Recorded data
═══

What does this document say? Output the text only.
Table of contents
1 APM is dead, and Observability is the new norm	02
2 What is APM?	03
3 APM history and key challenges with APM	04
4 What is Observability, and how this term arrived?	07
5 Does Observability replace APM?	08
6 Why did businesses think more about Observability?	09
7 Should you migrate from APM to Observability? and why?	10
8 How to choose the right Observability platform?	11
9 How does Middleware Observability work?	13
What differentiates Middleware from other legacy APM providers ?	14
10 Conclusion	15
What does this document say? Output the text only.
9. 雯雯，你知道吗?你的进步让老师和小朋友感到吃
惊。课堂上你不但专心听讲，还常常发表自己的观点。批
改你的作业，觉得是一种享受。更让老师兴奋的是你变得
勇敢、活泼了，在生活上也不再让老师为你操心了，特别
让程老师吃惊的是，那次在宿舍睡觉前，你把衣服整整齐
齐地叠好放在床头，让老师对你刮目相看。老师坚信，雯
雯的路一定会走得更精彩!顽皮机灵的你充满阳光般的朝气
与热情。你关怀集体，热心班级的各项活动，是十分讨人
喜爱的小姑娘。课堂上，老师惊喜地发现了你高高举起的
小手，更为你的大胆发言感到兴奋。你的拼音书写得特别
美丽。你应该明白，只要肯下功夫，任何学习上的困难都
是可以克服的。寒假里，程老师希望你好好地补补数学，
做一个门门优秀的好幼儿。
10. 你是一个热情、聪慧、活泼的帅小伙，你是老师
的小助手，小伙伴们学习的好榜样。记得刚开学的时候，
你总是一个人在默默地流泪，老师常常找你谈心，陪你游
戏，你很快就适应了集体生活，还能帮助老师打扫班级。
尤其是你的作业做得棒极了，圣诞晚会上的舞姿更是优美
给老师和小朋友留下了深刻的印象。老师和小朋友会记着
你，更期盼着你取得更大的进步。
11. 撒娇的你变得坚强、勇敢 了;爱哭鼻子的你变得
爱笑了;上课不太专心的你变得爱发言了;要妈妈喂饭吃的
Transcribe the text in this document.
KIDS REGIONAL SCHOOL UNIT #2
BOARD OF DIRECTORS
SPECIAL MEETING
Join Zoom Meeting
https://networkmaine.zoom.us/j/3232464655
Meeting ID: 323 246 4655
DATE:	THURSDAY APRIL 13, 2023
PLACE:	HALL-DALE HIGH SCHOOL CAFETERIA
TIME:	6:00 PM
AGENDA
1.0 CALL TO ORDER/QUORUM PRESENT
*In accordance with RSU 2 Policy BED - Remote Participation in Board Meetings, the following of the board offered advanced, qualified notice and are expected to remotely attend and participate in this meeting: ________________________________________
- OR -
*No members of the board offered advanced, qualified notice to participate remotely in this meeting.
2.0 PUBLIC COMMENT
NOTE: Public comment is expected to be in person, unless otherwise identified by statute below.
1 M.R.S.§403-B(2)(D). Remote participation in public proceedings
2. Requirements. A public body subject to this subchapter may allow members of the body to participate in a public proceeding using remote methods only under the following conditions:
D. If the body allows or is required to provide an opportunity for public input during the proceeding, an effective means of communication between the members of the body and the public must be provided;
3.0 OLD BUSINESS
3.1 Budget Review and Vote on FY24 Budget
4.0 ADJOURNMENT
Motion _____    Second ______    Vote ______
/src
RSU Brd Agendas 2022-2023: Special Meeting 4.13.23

═══

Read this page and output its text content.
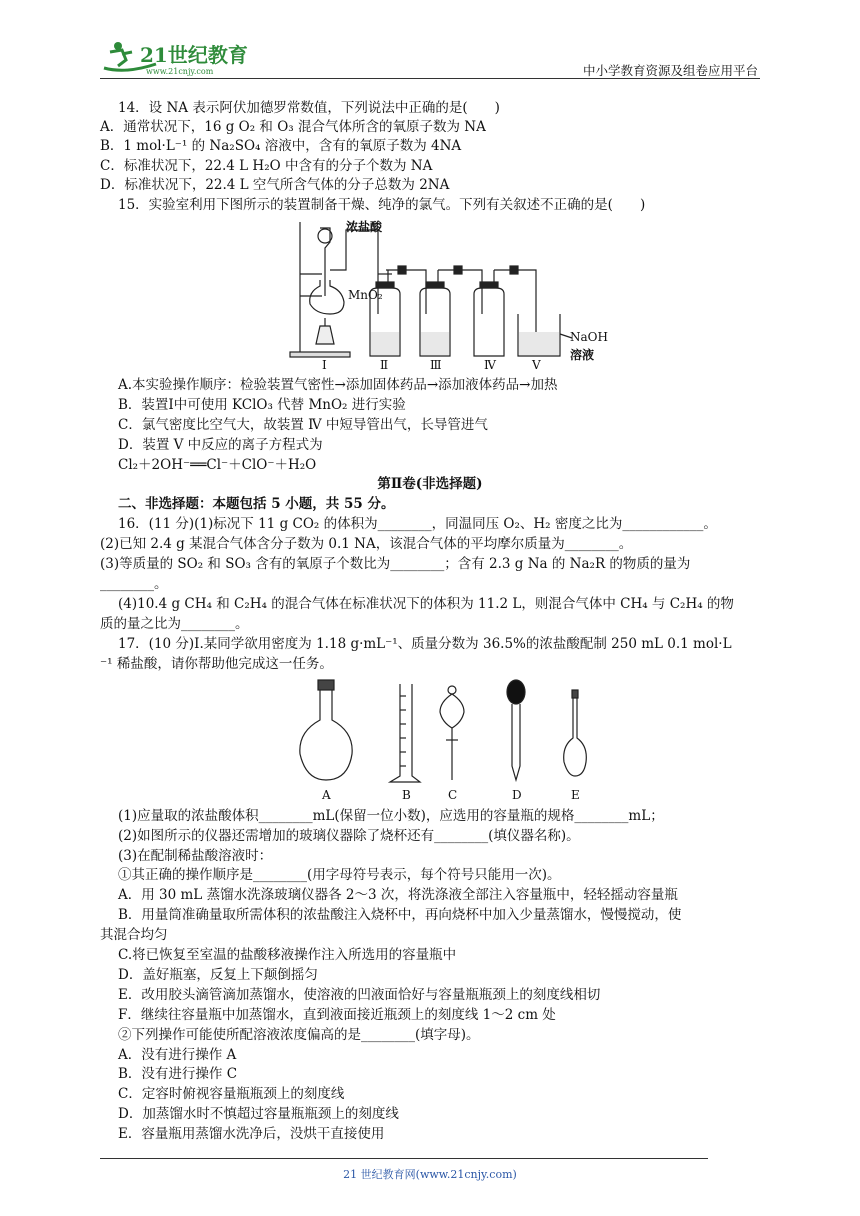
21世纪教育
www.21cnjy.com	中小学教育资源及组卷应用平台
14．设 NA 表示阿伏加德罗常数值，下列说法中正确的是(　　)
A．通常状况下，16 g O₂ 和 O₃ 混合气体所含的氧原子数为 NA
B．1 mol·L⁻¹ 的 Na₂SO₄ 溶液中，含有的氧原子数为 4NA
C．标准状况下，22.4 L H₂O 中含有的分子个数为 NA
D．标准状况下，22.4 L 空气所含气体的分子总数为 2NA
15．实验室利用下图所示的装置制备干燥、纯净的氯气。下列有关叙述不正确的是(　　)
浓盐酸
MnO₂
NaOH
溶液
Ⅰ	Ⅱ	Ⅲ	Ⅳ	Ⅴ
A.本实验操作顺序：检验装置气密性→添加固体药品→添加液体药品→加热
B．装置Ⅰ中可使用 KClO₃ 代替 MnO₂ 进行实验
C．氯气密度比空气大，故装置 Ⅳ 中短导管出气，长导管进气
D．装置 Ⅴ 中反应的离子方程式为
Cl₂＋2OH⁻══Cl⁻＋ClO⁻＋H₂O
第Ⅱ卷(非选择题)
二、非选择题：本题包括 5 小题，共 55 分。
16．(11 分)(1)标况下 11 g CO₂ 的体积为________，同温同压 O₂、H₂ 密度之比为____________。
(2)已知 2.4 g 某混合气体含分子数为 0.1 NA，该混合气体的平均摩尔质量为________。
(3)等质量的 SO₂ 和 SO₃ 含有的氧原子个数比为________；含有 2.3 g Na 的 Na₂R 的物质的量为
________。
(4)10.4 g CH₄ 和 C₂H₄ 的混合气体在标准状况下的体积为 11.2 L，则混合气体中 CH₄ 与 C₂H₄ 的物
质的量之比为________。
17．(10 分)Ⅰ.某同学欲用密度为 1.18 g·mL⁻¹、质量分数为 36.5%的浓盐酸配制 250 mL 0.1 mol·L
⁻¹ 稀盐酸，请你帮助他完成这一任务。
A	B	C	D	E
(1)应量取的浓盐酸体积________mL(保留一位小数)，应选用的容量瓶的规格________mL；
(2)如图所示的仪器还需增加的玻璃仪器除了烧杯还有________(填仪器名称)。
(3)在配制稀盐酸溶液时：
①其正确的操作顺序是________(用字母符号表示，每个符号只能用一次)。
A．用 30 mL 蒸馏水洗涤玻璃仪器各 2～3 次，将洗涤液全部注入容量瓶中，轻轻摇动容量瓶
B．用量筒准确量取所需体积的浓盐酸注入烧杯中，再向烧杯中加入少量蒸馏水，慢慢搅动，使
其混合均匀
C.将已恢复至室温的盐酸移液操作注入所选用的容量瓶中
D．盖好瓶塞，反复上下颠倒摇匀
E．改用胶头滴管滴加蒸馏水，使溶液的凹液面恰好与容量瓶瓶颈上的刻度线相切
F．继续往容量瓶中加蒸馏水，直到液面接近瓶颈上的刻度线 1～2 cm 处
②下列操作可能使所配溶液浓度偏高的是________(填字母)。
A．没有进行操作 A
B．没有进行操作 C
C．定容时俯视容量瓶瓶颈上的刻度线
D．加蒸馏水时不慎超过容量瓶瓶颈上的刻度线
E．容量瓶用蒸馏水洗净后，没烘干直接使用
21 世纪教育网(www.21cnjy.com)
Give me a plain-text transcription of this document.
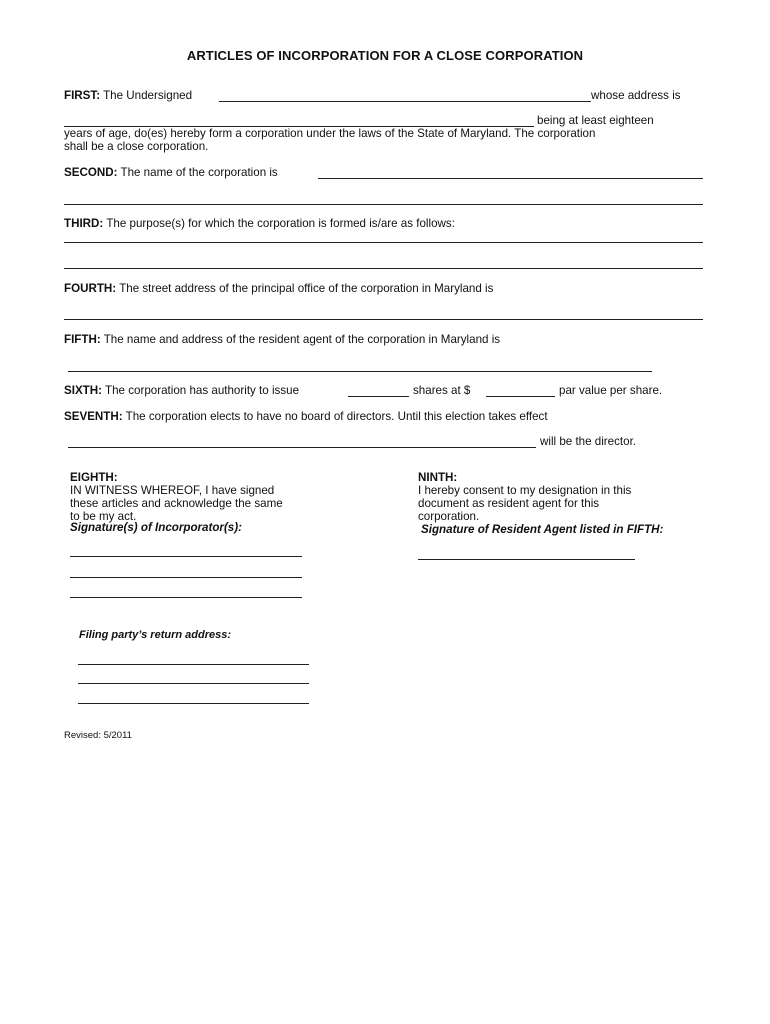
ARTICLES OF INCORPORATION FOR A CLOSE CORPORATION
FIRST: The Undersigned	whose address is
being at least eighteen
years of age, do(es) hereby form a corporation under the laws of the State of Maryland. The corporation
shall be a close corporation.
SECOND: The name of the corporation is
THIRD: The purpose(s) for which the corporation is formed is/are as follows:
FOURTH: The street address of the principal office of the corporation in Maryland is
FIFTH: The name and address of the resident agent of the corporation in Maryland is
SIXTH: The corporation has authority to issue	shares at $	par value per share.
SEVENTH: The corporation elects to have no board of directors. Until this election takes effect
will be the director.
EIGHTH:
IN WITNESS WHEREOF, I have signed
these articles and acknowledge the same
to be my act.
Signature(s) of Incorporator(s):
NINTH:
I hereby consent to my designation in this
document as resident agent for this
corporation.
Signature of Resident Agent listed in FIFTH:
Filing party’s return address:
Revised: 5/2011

═══

=== What is required ===
Scan the data for the word "SCHOOL" and copy every line where it shows up.

=== Response below ===
KIDS REGIONAL SCHOOL UNIT #2
PLACE:	HALL-DALE HIGH SCHOOL CAFETERIA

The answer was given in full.